PROBLEM DETAILS: Records follow. Pull out every line that contains "JSON".

───── RECORDS FOR PROCESSING ─────

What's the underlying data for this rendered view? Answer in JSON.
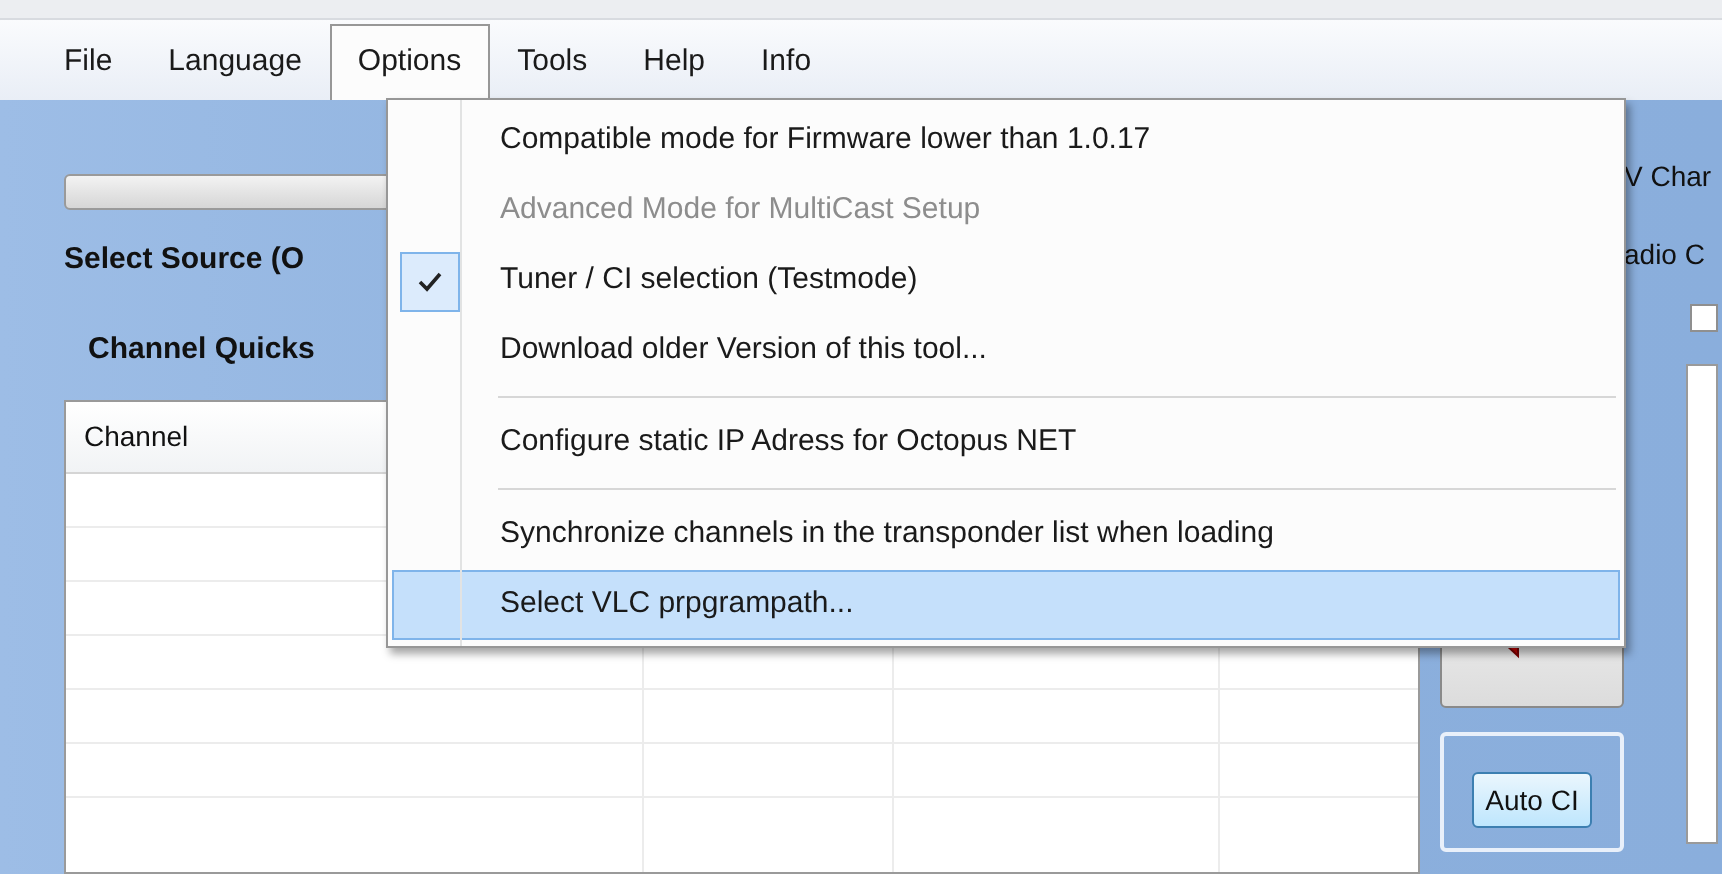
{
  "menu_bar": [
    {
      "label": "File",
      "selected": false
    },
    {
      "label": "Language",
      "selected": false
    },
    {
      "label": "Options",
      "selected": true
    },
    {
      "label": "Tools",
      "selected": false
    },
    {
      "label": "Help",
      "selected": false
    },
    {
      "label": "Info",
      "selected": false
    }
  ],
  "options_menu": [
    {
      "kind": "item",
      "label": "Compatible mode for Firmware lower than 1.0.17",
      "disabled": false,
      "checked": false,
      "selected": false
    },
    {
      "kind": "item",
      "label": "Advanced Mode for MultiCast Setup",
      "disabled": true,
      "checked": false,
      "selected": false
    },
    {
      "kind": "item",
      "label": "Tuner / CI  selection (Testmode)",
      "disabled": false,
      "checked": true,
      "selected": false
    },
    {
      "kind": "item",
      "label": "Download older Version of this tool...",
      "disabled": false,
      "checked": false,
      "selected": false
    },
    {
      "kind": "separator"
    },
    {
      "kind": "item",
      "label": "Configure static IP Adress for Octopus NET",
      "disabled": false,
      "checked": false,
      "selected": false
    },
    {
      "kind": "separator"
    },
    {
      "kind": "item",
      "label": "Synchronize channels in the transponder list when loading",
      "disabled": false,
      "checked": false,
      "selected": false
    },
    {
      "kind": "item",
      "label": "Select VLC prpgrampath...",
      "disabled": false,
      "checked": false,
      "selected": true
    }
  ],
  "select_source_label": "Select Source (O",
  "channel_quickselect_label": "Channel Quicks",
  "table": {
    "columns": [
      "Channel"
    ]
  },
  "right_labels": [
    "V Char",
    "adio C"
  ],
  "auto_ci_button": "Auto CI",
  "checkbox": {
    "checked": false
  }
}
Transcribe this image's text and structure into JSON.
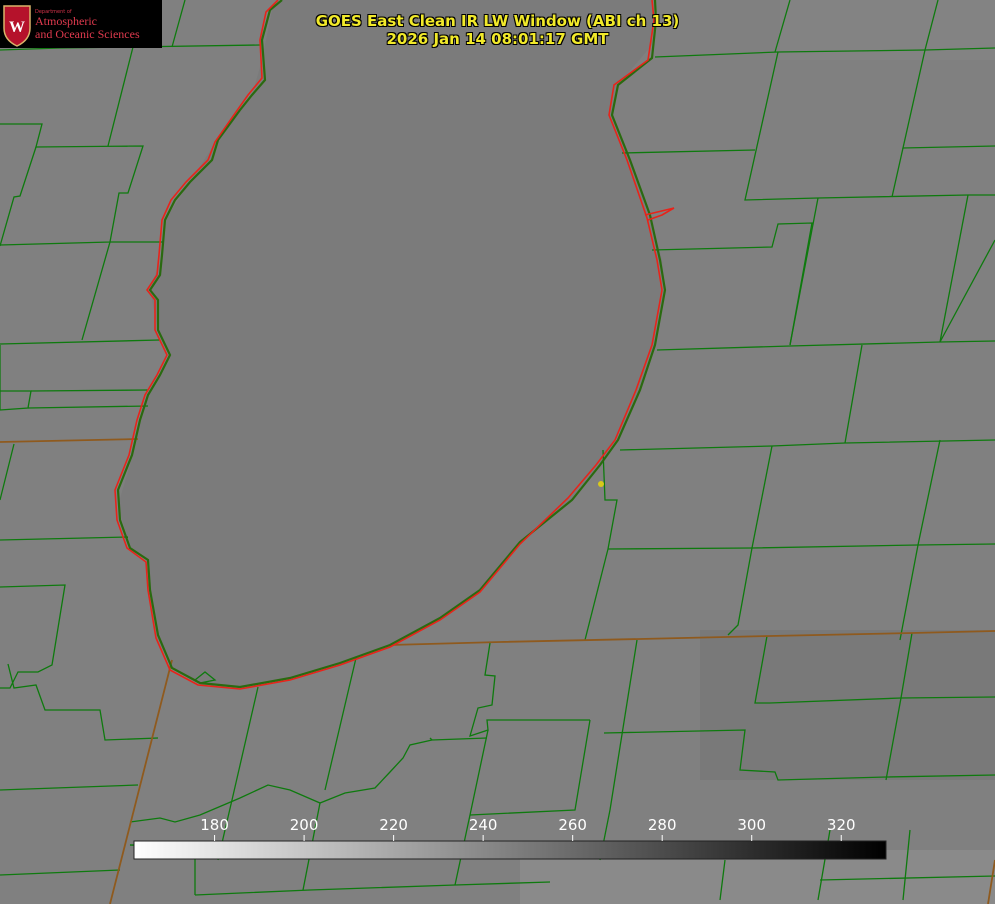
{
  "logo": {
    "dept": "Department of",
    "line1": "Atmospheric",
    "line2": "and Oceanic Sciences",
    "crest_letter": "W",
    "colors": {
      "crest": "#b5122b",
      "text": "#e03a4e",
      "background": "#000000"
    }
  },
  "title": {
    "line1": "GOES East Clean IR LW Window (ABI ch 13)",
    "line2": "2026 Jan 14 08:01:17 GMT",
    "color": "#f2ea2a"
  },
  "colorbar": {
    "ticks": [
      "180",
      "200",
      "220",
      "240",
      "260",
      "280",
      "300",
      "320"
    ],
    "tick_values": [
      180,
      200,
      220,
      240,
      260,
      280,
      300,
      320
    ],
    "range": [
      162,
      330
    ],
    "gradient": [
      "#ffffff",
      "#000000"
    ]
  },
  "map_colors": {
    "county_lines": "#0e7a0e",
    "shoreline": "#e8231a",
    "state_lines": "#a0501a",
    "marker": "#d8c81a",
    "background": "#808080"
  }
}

─────
───── RECORDS FOR PROCESSING ─────

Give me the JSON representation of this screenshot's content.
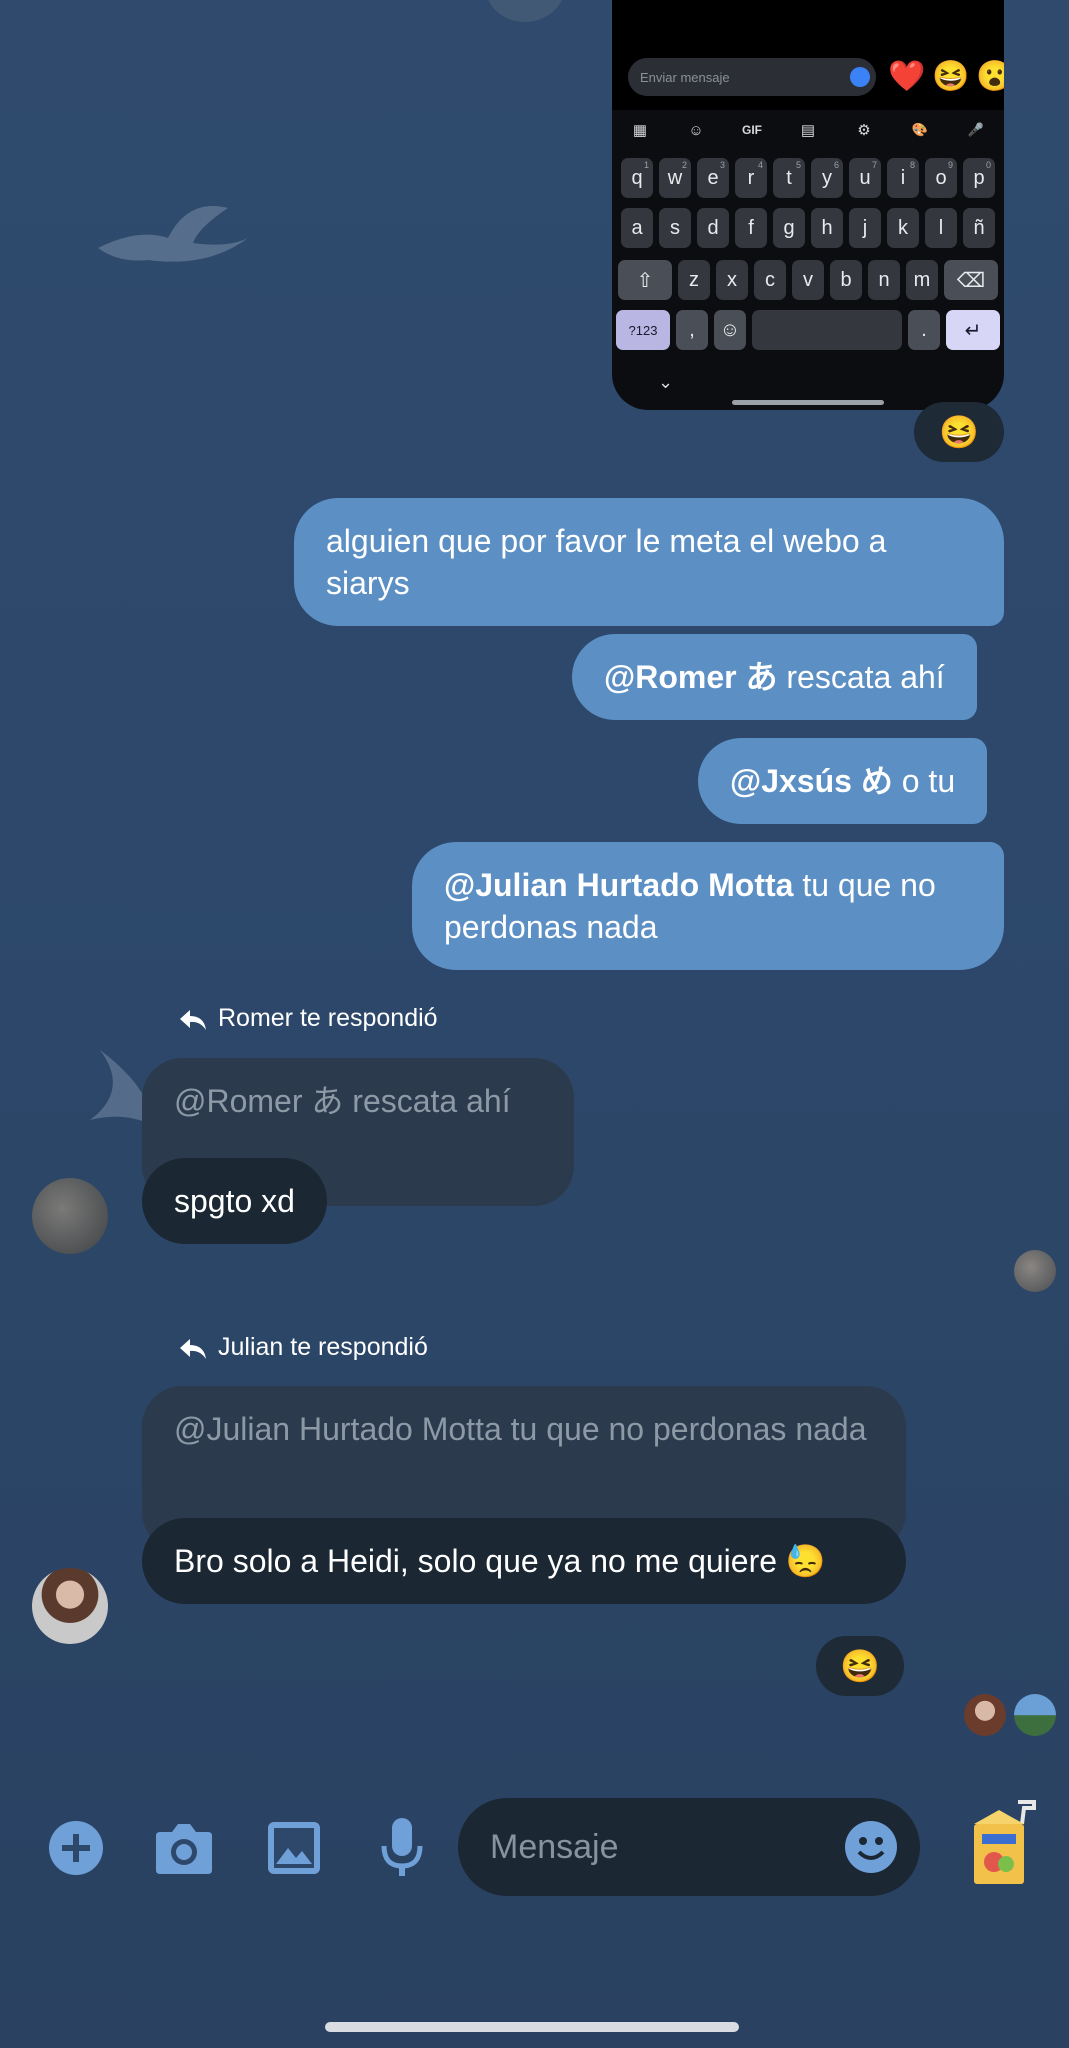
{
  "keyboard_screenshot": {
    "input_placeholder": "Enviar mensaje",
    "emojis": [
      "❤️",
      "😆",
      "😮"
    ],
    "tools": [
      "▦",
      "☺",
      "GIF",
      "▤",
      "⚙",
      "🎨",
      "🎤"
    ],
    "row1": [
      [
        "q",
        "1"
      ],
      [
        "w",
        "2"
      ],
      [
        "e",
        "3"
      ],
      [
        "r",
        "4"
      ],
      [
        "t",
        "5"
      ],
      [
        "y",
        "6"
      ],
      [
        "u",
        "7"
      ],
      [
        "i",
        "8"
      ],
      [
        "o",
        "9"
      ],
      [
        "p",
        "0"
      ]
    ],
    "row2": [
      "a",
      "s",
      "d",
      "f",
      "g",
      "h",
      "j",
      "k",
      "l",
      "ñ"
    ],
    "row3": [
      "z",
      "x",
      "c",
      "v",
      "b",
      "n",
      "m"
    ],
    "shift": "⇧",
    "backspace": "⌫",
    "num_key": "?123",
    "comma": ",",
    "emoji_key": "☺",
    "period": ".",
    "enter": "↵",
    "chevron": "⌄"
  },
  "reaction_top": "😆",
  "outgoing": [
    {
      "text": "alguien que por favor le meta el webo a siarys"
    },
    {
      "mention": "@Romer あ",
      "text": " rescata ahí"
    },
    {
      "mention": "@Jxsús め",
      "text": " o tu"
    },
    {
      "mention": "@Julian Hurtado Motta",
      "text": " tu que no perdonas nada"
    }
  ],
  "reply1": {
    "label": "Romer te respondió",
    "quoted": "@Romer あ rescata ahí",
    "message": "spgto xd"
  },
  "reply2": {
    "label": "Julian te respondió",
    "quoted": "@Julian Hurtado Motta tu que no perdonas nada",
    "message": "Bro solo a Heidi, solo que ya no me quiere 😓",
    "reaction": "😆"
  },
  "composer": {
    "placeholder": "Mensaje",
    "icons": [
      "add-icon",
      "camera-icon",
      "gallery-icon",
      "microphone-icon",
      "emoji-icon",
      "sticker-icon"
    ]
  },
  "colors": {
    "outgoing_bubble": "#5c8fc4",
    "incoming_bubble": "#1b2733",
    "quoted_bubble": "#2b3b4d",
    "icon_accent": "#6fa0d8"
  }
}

─────
───── RECORDS FOR PROCESSING ─────

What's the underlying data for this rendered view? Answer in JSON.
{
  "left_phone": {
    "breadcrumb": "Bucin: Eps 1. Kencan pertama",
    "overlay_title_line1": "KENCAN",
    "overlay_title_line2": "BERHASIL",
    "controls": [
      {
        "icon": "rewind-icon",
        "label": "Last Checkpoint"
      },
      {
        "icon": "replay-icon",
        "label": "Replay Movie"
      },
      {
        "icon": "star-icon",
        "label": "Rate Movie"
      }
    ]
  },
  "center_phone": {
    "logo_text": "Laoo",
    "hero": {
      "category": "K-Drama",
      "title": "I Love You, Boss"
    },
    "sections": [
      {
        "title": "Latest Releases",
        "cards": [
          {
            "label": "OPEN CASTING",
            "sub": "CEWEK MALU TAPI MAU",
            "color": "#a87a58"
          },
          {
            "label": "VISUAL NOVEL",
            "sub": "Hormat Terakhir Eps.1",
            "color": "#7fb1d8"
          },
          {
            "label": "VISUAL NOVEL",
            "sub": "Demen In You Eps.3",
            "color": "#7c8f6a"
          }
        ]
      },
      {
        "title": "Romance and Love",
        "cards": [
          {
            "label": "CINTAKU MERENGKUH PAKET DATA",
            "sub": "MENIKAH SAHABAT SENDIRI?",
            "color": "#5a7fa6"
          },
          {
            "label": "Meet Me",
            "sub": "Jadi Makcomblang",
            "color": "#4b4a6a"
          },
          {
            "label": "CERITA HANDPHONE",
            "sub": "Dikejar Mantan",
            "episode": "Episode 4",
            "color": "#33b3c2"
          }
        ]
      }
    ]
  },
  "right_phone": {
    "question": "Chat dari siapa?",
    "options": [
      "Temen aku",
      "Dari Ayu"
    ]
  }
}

─────

OUTPUT OF THE EXERCISE:
What's the underlying data for this rendered view? Answer in JSON.
Transcribe this image's text and structure into JSON.
Give me the JSON representation of this screenshot's content.
What's the underlying data for this rendered view? Answer in JSON.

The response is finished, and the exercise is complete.